Find every line of the data below that contains the string "prin" and copy each of those lines in full.
>> start Available records
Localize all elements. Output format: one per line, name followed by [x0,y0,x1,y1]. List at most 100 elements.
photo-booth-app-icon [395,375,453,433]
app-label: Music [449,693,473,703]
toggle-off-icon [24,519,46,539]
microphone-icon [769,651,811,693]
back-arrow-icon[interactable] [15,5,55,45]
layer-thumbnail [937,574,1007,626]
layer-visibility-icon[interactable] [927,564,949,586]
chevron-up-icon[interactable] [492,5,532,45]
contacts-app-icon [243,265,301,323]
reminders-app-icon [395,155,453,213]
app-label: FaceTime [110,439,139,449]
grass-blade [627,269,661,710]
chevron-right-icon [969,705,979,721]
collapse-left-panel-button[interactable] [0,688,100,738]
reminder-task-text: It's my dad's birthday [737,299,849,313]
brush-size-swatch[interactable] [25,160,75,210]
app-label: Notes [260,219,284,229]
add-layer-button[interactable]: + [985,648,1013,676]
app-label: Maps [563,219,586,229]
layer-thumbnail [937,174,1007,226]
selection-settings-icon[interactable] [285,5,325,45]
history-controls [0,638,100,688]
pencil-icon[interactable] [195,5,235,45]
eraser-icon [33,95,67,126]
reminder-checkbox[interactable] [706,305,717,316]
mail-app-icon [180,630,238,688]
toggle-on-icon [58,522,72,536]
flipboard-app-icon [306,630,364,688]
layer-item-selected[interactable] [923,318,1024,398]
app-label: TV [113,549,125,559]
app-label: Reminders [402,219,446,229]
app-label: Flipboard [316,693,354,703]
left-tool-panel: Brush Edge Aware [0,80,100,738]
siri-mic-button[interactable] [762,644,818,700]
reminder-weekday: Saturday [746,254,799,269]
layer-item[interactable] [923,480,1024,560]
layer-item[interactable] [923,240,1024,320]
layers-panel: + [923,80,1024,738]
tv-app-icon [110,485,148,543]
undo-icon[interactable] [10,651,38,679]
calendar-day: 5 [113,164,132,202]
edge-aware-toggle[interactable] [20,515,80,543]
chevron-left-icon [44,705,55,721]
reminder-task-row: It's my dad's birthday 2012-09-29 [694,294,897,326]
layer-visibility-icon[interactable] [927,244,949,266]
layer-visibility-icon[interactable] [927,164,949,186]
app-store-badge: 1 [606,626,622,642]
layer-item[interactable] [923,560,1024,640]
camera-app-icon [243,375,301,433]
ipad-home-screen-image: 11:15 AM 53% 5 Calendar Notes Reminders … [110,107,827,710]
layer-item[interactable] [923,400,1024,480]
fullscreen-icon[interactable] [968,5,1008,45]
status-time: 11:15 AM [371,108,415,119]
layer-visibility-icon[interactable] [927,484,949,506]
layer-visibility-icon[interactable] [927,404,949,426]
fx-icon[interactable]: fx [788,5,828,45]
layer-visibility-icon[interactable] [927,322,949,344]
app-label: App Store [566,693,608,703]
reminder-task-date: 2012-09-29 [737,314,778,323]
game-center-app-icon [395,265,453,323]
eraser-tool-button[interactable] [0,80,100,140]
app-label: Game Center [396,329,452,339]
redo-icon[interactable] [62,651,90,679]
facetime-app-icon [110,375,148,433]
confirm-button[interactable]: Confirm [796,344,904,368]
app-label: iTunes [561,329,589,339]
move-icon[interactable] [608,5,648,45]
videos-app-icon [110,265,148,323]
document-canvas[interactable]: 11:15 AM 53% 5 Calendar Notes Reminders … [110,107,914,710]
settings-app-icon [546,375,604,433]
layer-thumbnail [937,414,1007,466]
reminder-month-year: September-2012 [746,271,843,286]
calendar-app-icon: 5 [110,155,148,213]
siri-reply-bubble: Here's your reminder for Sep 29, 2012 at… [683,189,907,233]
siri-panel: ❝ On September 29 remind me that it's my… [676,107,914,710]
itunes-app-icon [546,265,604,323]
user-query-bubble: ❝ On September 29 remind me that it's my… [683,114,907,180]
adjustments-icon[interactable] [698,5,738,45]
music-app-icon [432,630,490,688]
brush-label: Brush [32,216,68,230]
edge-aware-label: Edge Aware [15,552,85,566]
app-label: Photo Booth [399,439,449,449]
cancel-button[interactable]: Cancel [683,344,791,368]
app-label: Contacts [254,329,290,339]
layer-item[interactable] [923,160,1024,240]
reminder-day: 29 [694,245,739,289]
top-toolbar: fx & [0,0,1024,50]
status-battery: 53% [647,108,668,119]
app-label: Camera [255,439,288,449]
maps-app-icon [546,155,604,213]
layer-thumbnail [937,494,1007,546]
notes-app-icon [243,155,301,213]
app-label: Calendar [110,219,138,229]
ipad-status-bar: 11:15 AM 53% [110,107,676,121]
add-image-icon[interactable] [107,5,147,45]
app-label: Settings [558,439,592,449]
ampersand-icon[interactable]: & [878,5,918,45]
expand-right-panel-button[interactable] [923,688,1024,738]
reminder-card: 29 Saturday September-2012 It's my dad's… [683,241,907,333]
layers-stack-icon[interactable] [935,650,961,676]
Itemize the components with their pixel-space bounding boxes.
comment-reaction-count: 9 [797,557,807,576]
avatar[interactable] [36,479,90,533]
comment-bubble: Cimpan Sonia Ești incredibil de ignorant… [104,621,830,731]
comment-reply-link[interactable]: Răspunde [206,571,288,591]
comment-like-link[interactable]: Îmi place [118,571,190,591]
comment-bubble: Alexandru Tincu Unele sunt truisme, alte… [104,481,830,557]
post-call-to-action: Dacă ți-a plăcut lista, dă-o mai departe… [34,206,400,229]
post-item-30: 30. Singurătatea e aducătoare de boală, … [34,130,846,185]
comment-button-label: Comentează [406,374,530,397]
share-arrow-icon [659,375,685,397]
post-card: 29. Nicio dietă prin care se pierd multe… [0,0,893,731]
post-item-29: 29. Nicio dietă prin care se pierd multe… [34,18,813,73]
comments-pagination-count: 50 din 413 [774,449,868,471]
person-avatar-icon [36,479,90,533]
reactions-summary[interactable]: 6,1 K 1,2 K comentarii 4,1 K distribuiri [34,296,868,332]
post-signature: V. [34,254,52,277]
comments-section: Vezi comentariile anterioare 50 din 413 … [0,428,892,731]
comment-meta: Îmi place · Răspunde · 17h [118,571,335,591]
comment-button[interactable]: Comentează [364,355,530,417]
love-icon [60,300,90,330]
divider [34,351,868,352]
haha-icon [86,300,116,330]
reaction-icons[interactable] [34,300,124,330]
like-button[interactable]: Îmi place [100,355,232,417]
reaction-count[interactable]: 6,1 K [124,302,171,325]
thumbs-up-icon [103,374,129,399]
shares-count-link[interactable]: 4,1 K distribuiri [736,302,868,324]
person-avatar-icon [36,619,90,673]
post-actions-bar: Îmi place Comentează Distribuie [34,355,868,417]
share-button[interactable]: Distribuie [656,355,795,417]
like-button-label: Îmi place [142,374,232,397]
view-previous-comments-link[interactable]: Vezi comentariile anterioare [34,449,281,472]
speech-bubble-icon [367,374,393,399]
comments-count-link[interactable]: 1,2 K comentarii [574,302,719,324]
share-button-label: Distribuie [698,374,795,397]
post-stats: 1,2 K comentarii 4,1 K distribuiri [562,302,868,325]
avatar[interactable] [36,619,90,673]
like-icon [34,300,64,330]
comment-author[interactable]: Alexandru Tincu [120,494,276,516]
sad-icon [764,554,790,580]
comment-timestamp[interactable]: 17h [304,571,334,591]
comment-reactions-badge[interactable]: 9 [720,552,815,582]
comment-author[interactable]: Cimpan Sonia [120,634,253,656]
>> end Available records
_Answer to the task_.
post-card: 29. Nicio dietă prin care se pierd multe… [0,0,893,731]
post-item-29: 29. Nicio dietă prin care se pierd multe… [34,18,813,73]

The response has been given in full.